++++ The input ++++

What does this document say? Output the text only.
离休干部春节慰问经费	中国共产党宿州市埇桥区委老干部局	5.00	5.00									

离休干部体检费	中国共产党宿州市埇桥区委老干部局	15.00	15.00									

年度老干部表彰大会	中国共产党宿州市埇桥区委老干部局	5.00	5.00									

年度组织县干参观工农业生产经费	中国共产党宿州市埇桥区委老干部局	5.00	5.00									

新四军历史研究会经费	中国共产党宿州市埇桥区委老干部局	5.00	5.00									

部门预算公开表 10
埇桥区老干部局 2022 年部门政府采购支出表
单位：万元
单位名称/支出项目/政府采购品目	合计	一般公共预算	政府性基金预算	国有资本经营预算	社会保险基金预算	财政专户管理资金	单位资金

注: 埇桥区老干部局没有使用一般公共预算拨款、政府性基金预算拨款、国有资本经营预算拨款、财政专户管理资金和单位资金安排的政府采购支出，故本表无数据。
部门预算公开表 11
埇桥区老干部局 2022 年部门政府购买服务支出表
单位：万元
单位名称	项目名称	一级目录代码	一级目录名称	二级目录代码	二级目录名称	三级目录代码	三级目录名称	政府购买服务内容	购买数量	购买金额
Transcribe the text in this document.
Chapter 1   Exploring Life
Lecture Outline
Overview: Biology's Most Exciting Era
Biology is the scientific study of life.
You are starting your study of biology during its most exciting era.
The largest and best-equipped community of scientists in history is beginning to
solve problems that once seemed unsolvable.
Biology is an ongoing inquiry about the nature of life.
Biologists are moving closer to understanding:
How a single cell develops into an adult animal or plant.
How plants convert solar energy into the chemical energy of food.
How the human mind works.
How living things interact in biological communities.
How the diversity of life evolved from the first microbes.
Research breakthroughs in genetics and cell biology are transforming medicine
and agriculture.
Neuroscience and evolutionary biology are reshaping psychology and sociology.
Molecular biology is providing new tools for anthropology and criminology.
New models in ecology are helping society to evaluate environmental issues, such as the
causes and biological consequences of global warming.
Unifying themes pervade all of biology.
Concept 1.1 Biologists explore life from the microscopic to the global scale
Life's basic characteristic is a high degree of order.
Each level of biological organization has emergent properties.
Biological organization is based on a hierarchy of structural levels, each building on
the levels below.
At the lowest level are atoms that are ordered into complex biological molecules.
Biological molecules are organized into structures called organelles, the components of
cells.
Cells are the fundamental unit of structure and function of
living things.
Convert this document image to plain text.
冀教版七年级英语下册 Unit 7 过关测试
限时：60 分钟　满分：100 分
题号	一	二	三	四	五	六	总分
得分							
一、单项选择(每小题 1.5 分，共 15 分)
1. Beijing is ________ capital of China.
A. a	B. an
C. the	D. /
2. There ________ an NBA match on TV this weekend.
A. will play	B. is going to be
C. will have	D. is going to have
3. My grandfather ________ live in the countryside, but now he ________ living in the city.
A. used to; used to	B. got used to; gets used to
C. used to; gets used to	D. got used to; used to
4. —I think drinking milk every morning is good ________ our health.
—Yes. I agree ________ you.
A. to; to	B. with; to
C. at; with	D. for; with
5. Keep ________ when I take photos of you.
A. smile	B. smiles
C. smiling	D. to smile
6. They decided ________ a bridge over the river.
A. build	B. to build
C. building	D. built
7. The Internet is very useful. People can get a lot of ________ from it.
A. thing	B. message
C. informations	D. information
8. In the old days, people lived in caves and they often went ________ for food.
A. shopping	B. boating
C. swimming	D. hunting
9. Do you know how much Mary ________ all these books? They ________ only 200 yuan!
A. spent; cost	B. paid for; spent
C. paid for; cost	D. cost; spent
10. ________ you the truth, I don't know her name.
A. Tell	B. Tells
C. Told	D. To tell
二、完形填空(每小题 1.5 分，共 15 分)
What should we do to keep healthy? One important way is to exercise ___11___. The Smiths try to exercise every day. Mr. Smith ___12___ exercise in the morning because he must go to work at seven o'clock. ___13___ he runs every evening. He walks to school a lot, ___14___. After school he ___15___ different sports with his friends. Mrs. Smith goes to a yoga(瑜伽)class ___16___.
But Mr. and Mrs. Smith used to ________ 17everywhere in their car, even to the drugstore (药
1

++++

Aim: Search the listing for the string "this". Copy each line where it turns up.

Full solution:
What does this document say? Output the text only.
Transcribe the text in this document.
Convert this document image to plain text.
2. There ________ an NBA match on TV this weekend.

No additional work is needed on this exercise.